Aim:
Filter the entries below, keeping every line that has the word "error".

Collected data:

--- start ---

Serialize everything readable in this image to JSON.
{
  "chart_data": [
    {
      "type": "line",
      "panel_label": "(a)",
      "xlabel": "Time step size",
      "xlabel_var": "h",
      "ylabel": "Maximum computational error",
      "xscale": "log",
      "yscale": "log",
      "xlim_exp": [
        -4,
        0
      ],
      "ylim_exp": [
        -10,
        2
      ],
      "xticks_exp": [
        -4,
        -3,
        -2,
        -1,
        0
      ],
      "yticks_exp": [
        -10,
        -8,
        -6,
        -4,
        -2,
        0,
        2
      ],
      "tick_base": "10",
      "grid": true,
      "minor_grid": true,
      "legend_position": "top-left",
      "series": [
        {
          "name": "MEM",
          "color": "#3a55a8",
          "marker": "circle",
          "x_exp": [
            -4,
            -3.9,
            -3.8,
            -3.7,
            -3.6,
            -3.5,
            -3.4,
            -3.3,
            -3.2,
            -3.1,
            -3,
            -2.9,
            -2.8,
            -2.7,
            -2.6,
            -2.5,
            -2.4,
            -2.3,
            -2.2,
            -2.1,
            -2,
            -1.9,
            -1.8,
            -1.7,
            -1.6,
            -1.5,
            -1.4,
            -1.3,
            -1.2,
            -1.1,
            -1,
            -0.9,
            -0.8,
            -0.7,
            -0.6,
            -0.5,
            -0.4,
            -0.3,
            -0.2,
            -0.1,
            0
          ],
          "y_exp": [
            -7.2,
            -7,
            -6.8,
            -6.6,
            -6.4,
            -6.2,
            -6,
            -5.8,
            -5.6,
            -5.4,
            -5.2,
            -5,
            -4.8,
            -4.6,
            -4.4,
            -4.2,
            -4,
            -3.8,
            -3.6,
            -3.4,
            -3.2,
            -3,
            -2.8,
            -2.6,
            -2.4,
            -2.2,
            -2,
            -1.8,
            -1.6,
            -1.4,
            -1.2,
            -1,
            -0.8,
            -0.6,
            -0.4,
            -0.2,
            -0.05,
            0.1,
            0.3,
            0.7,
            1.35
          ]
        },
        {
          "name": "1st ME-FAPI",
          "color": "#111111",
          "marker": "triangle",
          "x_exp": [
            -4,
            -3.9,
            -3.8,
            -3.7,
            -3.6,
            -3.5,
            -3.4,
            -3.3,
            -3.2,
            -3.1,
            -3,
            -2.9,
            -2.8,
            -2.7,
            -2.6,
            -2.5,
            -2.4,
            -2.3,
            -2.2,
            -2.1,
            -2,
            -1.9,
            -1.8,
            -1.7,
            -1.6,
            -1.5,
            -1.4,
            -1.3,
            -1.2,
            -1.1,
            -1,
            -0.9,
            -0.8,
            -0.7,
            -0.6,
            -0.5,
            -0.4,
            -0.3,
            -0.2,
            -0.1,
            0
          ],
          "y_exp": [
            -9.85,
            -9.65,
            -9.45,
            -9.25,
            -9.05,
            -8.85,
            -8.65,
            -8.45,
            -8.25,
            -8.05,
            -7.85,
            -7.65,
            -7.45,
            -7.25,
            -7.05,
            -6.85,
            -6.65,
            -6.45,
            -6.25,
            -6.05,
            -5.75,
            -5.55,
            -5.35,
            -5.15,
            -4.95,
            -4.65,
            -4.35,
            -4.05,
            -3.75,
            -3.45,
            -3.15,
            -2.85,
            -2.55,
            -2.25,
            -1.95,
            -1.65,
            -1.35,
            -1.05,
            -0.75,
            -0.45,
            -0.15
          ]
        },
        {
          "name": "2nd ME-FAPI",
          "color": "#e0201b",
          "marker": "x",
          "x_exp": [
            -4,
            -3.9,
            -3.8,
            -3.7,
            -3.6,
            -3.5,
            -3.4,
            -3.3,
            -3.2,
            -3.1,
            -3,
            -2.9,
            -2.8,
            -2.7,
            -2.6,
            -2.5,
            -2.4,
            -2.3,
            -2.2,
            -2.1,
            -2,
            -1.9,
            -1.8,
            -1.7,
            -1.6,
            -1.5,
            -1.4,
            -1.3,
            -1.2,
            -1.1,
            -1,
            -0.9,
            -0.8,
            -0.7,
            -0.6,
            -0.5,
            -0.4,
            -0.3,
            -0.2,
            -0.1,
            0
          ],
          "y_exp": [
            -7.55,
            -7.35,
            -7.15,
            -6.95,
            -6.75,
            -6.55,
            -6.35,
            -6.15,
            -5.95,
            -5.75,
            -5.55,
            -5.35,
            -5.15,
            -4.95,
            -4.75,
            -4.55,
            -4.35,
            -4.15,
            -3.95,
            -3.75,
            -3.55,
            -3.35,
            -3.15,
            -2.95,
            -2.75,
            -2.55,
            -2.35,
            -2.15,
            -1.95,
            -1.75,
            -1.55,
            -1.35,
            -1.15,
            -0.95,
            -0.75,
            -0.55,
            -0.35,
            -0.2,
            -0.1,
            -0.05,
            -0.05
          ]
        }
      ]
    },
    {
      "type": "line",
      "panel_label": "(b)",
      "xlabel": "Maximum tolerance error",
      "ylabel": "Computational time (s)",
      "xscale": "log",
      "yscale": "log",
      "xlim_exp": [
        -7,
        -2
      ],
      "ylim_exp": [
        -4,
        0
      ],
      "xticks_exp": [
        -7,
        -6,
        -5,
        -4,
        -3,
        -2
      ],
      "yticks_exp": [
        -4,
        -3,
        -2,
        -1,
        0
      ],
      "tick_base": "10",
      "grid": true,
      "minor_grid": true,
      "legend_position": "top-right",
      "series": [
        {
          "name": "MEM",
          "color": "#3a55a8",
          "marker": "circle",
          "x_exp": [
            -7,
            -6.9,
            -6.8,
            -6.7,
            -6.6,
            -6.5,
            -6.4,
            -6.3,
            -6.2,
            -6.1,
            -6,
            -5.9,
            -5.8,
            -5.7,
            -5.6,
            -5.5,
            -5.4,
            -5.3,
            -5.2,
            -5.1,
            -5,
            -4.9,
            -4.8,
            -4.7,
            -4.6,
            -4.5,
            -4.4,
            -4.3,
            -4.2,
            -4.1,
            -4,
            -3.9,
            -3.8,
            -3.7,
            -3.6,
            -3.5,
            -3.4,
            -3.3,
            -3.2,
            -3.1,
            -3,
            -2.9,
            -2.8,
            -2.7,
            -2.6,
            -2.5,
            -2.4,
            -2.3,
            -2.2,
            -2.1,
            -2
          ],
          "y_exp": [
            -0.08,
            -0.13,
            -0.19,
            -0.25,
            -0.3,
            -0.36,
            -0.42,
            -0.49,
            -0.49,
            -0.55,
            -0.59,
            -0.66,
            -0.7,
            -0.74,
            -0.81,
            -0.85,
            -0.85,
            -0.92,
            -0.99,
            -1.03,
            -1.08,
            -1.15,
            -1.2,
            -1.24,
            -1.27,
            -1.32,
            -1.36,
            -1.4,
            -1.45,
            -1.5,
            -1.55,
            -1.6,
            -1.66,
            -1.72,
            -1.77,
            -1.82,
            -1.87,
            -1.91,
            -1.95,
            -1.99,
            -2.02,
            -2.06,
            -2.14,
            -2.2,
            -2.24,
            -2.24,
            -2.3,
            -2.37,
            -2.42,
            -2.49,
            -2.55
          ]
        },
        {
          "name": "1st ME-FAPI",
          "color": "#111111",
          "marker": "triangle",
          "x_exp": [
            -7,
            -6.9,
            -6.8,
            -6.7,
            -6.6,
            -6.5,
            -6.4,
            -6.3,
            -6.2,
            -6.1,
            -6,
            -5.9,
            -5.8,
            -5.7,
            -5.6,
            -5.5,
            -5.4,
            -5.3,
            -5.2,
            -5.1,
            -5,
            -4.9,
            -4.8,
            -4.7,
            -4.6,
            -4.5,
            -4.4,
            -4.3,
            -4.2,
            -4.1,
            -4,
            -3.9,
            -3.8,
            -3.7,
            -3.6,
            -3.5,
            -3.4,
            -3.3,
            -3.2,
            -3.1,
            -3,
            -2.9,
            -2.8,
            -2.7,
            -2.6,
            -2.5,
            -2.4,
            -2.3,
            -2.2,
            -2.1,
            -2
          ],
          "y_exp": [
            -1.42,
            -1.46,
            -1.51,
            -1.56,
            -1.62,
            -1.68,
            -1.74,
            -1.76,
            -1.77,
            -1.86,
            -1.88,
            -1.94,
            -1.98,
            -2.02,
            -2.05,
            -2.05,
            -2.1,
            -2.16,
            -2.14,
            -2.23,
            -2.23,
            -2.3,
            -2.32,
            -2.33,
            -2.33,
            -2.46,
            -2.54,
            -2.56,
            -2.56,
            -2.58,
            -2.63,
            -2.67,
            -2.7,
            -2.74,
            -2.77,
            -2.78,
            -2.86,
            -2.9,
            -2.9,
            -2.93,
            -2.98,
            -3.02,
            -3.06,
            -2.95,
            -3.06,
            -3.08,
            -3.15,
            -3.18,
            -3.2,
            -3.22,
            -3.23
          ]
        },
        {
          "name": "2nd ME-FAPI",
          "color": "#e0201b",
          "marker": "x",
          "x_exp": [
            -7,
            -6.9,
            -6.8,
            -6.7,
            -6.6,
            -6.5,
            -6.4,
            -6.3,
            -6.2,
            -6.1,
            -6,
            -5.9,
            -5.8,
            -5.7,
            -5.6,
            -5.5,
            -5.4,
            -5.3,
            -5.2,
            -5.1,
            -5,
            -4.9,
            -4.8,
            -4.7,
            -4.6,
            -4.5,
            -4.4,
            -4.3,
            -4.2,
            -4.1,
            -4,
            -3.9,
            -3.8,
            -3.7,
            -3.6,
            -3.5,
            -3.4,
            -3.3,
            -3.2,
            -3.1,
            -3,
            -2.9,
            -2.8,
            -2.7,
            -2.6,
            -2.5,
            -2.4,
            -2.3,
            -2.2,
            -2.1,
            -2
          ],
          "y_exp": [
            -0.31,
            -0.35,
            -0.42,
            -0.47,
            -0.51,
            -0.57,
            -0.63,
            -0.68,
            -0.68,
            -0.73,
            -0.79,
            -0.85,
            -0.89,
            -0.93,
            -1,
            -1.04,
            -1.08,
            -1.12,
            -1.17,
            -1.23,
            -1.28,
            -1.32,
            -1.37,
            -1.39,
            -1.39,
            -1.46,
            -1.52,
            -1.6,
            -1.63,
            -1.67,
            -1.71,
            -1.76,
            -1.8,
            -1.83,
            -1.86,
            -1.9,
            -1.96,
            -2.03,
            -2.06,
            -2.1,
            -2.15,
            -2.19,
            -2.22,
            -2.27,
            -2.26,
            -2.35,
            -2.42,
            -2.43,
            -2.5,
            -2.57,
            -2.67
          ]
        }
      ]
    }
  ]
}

--- end ---

Task output:
      "ylabel": "Maximum computational error",
      "xlabel": "Maximum tolerance error",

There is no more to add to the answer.